Problem: Output the full listing below exactly, without the pictures.

Records for the task:
#####
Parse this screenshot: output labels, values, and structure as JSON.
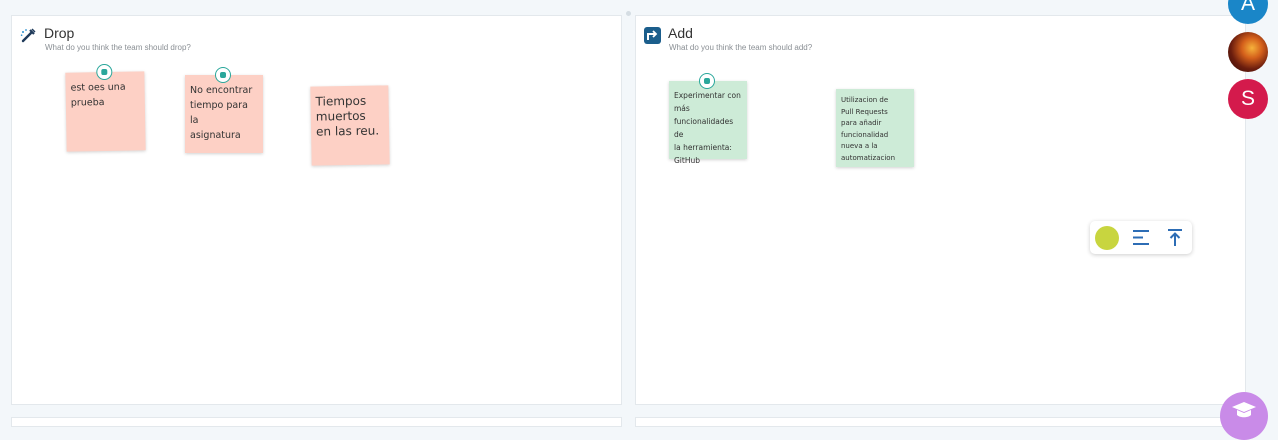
{
  "columns": [
    {
      "title": "Drop",
      "subtitle": "What do you think the team should drop?",
      "icon": "drop-icon",
      "notes": [
        {
          "text": "est oes una\nprueba",
          "color": "#fdd0c5"
        },
        {
          "text": "No encontrar\ntiempo para la\nasignatura",
          "color": "#fdd0c5"
        },
        {
          "text": "Tiempos\nmuertos\nen las reu.",
          "color": "#fdd0c5"
        }
      ]
    },
    {
      "title": "Add",
      "subtitle": "What do you think the team should add?",
      "icon": "add-icon",
      "notes": [
        {
          "text": "Experimentar con\nmás\nfuncionalidades de\nla herramienta:\nGitHub",
          "color": "#cdebd7"
        },
        {
          "text": "Utilizacion de\nPull Requests\npara añadir\nfuncionalidad\nnueva a la\nautomatizacion",
          "color": "#cdebd7"
        }
      ]
    }
  ],
  "toolbar": {
    "color_swatch": "#c8d53f",
    "icons": [
      "align-left-icon",
      "send-to-top-icon"
    ]
  },
  "avatars": [
    {
      "initial": "A",
      "color": "#1a86c8"
    },
    {
      "initial": "",
      "color": "photo"
    },
    {
      "initial": "S",
      "color": "#d41a4c"
    }
  ],
  "help_button": {
    "icon": "graduation-cap-icon",
    "color": "#c98be8"
  }
}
#####
Finished answer:
Parse this screenshot: output labels, values, and structure as JSON.
{
  "columns": [
    {
      "title": "Drop",
      "subtitle": "What do you think the team should drop?",
      "icon": "drop-icon",
      "notes": [
        {
          "text": "est oes una\nprueba",
          "color": "#fdd0c5"
        },
        {
          "text": "No encontrar\ntiempo para la\nasignatura",
          "color": "#fdd0c5"
        },
        {
          "text": "Tiempos\nmuertos\nen las reu.",
          "color": "#fdd0c5"
        }
      ]
    },
    {
      "title": "Add",
      "subtitle": "What do you think the team should add?",
      "icon": "add-icon",
      "notes": [
        {
          "text": "Experimentar con\nmás\nfuncionalidades de\nla herramienta:\nGitHub",
          "color": "#cdebd7"
        },
        {
          "text": "Utilizacion de\nPull Requests\npara añadir\nfuncionalidad\nnueva a la\nautomatizacion",
          "color": "#cdebd7"
        }
      ]
    }
  ],
  "toolbar": {
    "color_swatch": "#c8d53f",
    "icons": [
      "align-left-icon",
      "send-to-top-icon"
    ]
  },
  "avatars": [
    {
      "initial": "A",
      "color": "#1a86c8"
    },
    {
      "initial": "",
      "color": "photo"
    },
    {
      "initial": "S",
      "color": "#d41a4c"
    }
  ],
  "help_button": {
    "icon": "graduation-cap-icon",
    "color": "#c98be8"
  }
}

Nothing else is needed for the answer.